Description
Easy One-Bowl Pumpkin Muffins are quick, cozy, and perfect for busy mornings. Made with pumpkin, warm spices, and vanilla, they bake up soft, fluffy, and golden in under 30 minutes.
Ingredients
1 can (15 ounces) pumpkin puree, not pie filling.
1 3/4 cups all-purpose flour, spooned and leveled.
3/4 cup granulated sugar
1/4 cup light brown sugar, packed.
2 large eggs, room temperature.
1/2 cup neutral oil (vegetable or canola).
1/4 cup milk or evaporated milk.
2 teaspoons pure vanilla extract.
1 1/2 teaspoons ground cinnamon
1/4 teaspoon ground nutmeg
1/4 teaspoon ground cloves.
1 teaspoon baking soda
1 teaspoon baking powder.
1/2 teaspoon fine sea salt.
Optional: 3/4 cup mini chocolate chips or chopped pecans/walnuts; coarse sugar for topping.

## SET EXERCISE A
Extract the part of the pumpkin muffin recipe between "1/4 cup milk" and "fine sea salt.", inclusive, word for word.

## MATERIAL PROVIDED
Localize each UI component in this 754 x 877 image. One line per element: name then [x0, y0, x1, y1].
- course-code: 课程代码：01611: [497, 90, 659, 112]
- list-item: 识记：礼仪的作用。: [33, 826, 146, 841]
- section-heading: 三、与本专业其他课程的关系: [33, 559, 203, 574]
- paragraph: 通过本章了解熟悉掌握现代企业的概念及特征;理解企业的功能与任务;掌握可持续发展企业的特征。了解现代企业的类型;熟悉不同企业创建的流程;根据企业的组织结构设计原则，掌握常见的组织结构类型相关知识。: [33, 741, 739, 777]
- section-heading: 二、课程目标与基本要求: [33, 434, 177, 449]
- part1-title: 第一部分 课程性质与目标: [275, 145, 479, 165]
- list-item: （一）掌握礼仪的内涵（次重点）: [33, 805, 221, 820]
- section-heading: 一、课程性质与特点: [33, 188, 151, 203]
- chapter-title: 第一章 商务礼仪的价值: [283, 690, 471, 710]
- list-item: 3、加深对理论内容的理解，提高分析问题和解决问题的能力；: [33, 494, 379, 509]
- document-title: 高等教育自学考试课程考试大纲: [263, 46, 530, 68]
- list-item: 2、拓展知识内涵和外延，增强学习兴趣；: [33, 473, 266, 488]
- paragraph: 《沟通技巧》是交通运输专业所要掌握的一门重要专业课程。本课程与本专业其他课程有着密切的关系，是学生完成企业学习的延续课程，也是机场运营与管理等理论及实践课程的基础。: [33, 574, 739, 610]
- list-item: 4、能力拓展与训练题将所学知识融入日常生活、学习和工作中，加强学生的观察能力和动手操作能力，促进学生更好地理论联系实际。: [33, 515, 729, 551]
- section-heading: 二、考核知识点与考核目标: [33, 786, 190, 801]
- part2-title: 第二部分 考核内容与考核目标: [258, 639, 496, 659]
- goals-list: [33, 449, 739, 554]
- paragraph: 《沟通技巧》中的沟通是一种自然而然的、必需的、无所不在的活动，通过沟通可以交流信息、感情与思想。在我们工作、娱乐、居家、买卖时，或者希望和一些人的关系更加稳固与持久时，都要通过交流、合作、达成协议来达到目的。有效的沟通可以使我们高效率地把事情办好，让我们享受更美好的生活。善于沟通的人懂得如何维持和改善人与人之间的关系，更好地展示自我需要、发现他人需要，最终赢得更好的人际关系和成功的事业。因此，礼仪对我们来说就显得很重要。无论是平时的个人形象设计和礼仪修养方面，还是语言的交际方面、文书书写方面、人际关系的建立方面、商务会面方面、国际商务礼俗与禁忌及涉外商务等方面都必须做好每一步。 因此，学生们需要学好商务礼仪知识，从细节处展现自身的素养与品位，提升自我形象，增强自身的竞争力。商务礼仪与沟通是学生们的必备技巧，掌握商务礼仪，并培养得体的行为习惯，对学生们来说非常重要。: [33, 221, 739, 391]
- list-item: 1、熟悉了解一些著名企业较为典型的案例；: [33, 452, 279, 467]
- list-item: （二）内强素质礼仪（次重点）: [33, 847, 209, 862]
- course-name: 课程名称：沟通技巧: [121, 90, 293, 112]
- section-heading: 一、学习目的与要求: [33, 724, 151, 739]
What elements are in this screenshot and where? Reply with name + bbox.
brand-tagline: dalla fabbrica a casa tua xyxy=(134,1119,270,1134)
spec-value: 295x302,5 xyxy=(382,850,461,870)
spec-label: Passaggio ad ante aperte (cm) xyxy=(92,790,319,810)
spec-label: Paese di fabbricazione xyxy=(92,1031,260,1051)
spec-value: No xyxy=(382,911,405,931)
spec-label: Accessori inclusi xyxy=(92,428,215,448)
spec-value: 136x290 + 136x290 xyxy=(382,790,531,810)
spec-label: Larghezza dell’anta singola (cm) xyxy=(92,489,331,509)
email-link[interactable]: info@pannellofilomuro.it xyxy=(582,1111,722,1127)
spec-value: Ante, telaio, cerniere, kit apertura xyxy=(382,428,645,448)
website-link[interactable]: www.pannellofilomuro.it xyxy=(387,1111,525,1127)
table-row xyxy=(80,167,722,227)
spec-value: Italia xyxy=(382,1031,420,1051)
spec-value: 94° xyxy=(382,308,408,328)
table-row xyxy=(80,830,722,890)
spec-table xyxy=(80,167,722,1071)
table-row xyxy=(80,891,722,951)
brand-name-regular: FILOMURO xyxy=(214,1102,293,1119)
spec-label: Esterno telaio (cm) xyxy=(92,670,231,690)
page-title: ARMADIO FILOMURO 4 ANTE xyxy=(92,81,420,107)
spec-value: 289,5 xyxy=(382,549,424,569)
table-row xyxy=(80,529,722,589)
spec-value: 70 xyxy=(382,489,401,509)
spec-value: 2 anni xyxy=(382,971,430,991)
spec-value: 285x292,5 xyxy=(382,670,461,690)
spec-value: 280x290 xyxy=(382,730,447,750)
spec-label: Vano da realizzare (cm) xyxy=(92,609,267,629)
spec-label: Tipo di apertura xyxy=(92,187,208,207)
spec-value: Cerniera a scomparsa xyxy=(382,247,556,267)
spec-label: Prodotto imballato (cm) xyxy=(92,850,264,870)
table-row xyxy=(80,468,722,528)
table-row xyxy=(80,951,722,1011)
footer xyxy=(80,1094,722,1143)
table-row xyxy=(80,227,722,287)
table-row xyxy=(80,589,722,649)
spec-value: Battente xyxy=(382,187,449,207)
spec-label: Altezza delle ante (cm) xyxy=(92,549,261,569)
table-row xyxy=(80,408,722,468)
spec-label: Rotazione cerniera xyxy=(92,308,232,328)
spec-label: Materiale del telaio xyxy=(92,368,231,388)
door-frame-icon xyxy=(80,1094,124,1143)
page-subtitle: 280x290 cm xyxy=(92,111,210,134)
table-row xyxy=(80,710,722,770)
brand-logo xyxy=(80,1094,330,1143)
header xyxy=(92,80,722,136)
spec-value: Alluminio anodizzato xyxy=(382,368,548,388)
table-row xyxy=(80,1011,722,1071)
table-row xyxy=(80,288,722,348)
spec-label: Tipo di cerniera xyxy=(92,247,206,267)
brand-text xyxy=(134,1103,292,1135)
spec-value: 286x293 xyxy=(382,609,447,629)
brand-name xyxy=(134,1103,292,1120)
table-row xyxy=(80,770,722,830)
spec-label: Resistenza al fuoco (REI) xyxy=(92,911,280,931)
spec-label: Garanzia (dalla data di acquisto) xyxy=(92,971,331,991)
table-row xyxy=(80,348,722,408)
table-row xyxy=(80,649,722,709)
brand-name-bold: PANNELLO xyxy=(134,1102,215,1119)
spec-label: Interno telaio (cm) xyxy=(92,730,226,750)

## SET EXERCISE B
Copy the records verbatim, starting at their first line and ending with the line holding "574, 739, 610]", including both of those lines and nothing beyond them.

## SOLUTION A
1/4 cup milk or evaporated milk.
2 teaspoons pure vanilla extract.
1 1/2 teaspoons ground cinnamon
1/4 teaspoon ground nutmeg
1/4 teaspoon ground cloves.
1 teaspoon baking soda
1 teaspoon baking powder.
1/2 teaspoon fine sea salt.

## SOLUTION B
Localize each UI component in this 754 x 877 image. One line per element: name then [x0, y0, x1, y1].
- course-code: 课程代码：01611: [497, 90, 659, 112]
- list-item: 识记：礼仪的作用。: [33, 826, 146, 841]
- section-heading: 三、与本专业其他课程的关系: [33, 559, 203, 574]
- paragraph: 通过本章了解熟悉掌握现代企业的概念及特征;理解企业的功能与任务;掌握可持续发展企业的特征。了解现代企业的类型;熟悉不同企业创建的流程;根据企业的组织结构设计原则，掌握常见的组织结构类型相关知识。: [33, 741, 739, 777]
- section-heading: 二、课程目标与基本要求: [33, 434, 177, 449]
- part1-title: 第一部分 课程性质与目标: [275, 145, 479, 165]
- list-item: （一）掌握礼仪的内涵（次重点）: [33, 805, 221, 820]
- section-heading: 一、课程性质与特点: [33, 188, 151, 203]
- chapter-title: 第一章 商务礼仪的价值: [283, 690, 471, 710]
- list-item: 3、加深对理论内容的理解，提高分析问题和解决问题的能力；: [33, 494, 379, 509]
- document-title: 高等教育自学考试课程考试大纲: [263, 46, 530, 68]
- list-item: 2、拓展知识内涵和外延，增强学习兴趣；: [33, 473, 266, 488]
- paragraph: 《沟通技巧》是交通运输专业所要掌握的一门重要专业课程。本课程与本专业其他课程有着密切的关系，是学生完成企业学习的延续课程，也是机场运营与管理等理论及实践课程的基础。: [33, 574, 739, 610]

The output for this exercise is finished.